• REQUIRED TASK
Copy each line below in which the word "griefs" occurs.

• Collected data entries
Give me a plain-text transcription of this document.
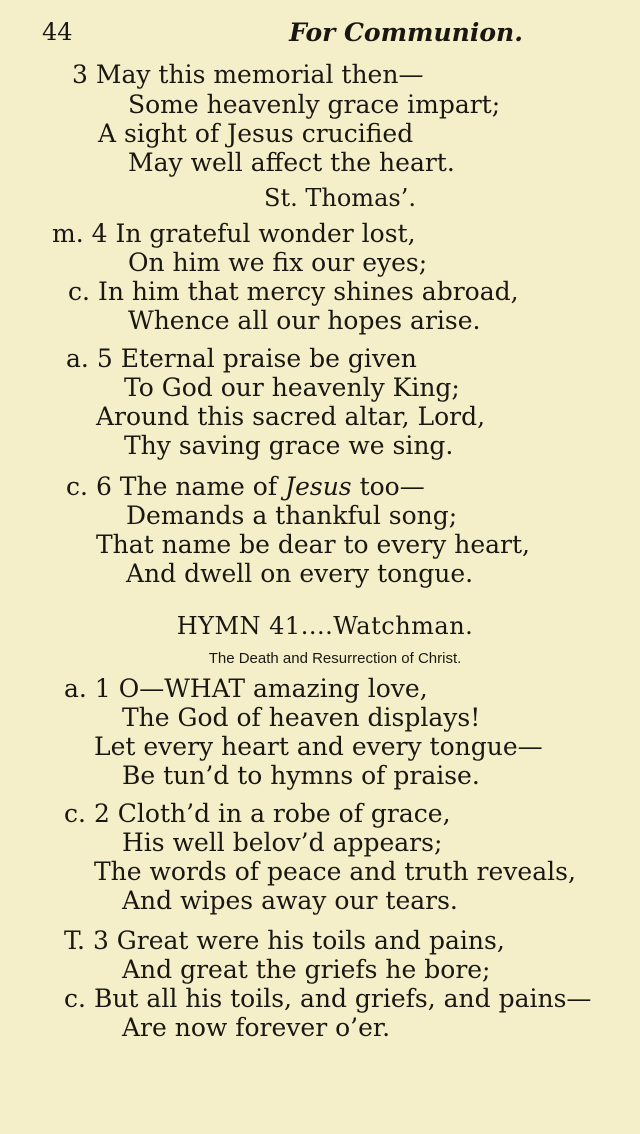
44	For Communion.
3 May this memorial then—
Some heavenly grace impart;
A sight of Jesus crucified
May well affect the heart.
St. Thomas’.
m. 4 In grateful wonder lost,
On him we fix our eyes;
c. In him that mercy shines abroad,
Whence all our hopes arise.
a. 5 Eternal praise be given
To God our heavenly King;
Around this sacred altar, Lord,
Thy saving grace we sing.
c. 6 The name of Jesus too—
Demands a thankful song;
That name be dear to every heart,
And dwell on every tongue.
HYMN 41....Watchman.
The Death and Resurrection of Christ.
a. 1 O—WHAT amazing love,
The God of heaven displays!
Let every heart and every tongue—
Be tun’d to hymns of praise.
c. 2 Cloth’d in a robe of grace,
His well belov’d appears;
The words of peace and truth reveals,
And wipes away our tears.
T. 3 Great were his toils and pains,
And great the griefs he bore;
c. But all his toils, and griefs, and pains—
Are now forever o’er.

• TASK SOLUTION
And great the griefs he bore;
c. But all his toils, and griefs, and pains—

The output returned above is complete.